* _Short problem_
Please return the full listing below without altering anything.

--- START OF Data provided ---

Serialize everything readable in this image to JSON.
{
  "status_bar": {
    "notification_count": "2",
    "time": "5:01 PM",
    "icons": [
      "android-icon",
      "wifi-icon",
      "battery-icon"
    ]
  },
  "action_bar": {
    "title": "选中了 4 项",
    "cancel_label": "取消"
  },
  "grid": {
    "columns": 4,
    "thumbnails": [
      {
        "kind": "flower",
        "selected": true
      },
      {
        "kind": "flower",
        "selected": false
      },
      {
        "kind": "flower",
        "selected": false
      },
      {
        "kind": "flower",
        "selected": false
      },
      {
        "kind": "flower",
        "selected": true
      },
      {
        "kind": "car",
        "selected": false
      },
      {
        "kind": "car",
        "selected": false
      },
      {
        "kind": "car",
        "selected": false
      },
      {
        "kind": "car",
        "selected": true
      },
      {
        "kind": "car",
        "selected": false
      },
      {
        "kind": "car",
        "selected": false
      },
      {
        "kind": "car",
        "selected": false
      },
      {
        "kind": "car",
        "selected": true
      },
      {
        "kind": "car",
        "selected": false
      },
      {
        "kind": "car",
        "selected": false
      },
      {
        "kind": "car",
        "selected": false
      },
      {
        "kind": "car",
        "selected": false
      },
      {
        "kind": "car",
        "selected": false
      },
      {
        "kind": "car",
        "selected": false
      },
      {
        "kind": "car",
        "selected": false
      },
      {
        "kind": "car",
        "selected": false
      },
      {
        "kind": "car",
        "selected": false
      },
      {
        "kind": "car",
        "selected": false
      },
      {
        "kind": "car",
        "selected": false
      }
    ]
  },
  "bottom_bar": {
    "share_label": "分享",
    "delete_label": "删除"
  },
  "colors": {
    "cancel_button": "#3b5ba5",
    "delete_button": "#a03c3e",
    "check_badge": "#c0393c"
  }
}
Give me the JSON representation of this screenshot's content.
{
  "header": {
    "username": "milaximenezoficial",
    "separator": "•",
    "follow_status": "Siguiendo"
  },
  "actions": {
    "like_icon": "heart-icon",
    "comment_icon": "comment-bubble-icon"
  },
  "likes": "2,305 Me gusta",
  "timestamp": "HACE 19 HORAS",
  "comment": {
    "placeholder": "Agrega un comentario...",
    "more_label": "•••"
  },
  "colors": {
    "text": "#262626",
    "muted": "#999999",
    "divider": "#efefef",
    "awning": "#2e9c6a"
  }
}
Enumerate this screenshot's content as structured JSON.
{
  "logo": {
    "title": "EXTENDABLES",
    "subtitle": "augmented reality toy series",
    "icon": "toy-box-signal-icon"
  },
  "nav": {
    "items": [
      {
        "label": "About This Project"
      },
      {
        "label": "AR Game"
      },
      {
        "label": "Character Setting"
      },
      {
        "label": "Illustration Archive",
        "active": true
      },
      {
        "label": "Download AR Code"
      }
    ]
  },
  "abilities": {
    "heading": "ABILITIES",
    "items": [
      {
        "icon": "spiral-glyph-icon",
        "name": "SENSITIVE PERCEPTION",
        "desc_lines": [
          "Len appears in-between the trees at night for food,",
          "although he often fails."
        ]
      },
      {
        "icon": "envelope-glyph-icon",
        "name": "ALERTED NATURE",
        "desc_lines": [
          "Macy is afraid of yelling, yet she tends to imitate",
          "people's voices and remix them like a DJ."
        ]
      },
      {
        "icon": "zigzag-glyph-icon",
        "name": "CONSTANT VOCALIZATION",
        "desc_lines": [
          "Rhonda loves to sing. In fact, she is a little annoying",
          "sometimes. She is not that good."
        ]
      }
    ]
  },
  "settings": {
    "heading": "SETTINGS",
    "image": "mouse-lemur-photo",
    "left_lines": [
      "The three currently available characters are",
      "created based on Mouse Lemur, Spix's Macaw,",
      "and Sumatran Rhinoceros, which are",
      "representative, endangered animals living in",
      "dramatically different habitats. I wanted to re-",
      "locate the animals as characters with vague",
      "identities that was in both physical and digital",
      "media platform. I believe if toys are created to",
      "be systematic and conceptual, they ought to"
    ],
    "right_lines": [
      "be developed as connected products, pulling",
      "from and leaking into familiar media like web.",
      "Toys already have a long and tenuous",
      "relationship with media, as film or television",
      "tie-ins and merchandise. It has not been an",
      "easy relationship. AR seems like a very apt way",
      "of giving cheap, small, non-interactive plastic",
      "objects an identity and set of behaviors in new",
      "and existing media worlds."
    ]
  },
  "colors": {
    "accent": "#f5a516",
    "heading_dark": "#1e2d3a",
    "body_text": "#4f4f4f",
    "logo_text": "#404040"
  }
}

--- END OF Data provided ---

* _Written reply_
Serialize everything readable in this image to JSON.
{
  "status_bar": {
    "notification_count": "2",
    "time": "5:01 PM",
    "icons": [
      "android-icon",
      "wifi-icon",
      "battery-icon"
    ]
  },
  "action_bar": {
    "title": "选中了 4 项",
    "cancel_label": "取消"
  },
  "grid": {
    "columns": 4,
    "thumbnails": [
      {
        "kind": "flower",
        "selected": true
      },
      {
        "kind": "flower",
        "selected": false
      },
      {
        "kind": "flower",
        "selected": false
      },
      {
        "kind": "flower",
        "selected": false
      },
      {
        "kind": "flower",
        "selected": true
      },
      {
        "kind": "car",
        "selected": false
      },
      {
        "kind": "car",
        "selected": false
      },
      {
        "kind": "car",
        "selected": false
      },
      {
        "kind": "car",
        "selected": true
      },
      {
        "kind": "car",
        "selected": false
      },
      {
        "kind": "car",
        "selected": false
      },
      {
        "kind": "car",
        "selected": false
      },
      {
        "kind": "car",
        "selected": true
      },
      {
        "kind": "car",
        "selected": false
      },
      {
        "kind": "car",
        "selected": false
      },
      {
        "kind": "car",
        "selected": false
      },
      {
        "kind": "car",
        "selected": false
      },
      {
        "kind": "car",
        "selected": false
      },
      {
        "kind": "car",
        "selected": false
      },
      {
        "kind": "car",
        "selected": false
      },
      {
        "kind": "car",
        "selected": false
      },
      {
        "kind": "car",
        "selected": false
      },
      {
        "kind": "car",
        "selected": false
      },
      {
        "kind": "car",
        "selected": false
      }
    ]
  },
  "bottom_bar": {
    "share_label": "分享",
    "delete_label": "删除"
  },
  "colors": {
    "cancel_button": "#3b5ba5",
    "delete_button": "#a03c3e",
    "check_badge": "#c0393c"
  }
}
Give me the JSON representation of this screenshot's content.
{
  "header": {
    "username": "milaximenezoficial",
    "separator": "•",
    "follow_status": "Siguiendo"
  },
  "actions": {
    "like_icon": "heart-icon",
    "comment_icon": "comment-bubble-icon"
  },
  "likes": "2,305 Me gusta",
  "timestamp": "HACE 19 HORAS",
  "comment": {
    "placeholder": "Agrega un comentario...",
    "more_label": "•••"
  },
  "colors": {
    "text": "#262626",
    "muted": "#999999",
    "divider": "#efefef",
    "awning": "#2e9c6a"
  }
}
Enumerate this screenshot's content as structured JSON.
{
  "logo": {
    "title": "EXTENDABLES",
    "subtitle": "augmented reality toy series",
    "icon": "toy-box-signal-icon"
  },
  "nav": {
    "items": [
      {
        "label": "About This Project"
      },
      {
        "label": "AR Game"
      },
      {
        "label": "Character Setting"
      },
      {
        "label": "Illustration Archive",
        "active": true
      },
      {
        "label": "Download AR Code"
      }
    ]
  },
  "abilities": {
    "heading": "ABILITIES",
    "items": [
      {
        "icon": "spiral-glyph-icon",
        "name": "SENSITIVE PERCEPTION",
        "desc_lines": [
          "Len appears in-between the trees at night for food,",
          "although he often fails."
        ]
      },
      {
        "icon": "envelope-glyph-icon",
        "name": "ALERTED NATURE",
        "desc_lines": [
          "Macy is afraid of yelling, yet she tends to imitate",
          "people's voices and remix them like a DJ."
        ]
      },
      {
        "icon": "zigzag-glyph-icon",
        "name": "CONSTANT VOCALIZATION",
        "desc_lines": [
          "Rhonda loves to sing. In fact, she is a little annoying",
          "sometimes. She is not that good."
        ]
      }
    ]
  },
  "settings": {
    "heading": "SETTINGS",
    "image": "mouse-lemur-photo",
    "left_lines": [
      "The three currently available characters are",
      "created based on Mouse Lemur, Spix's Macaw,",
      "and Sumatran Rhinoceros, which are",
      "representative, endangered animals living in",
      "dramatically different habitats. I wanted to re-",
      "locate the animals as characters with vague",
      "identities that was in both physical and digital",
      "media platform. I believe if toys are created to",
      "be systematic and conceptual, they ought to"
    ],
    "right_lines": [
      "be developed as connected products, pulling",
      "from and leaking into familiar media like web.",
      "Toys already have a long and tenuous",
      "relationship with media, as film or television",
      "tie-ins and merchandise. It has not been an",
      "easy relationship. AR seems like a very apt way",
      "of giving cheap, small, non-interactive plastic",
      "objects an identity and set of behaviors in new",
      "and existing media worlds."
    ]
  },
  "colors": {
    "accent": "#f5a516",
    "heading_dark": "#1e2d3a",
    "body_text": "#4f4f4f",
    "logo_text": "#404040"
  }
}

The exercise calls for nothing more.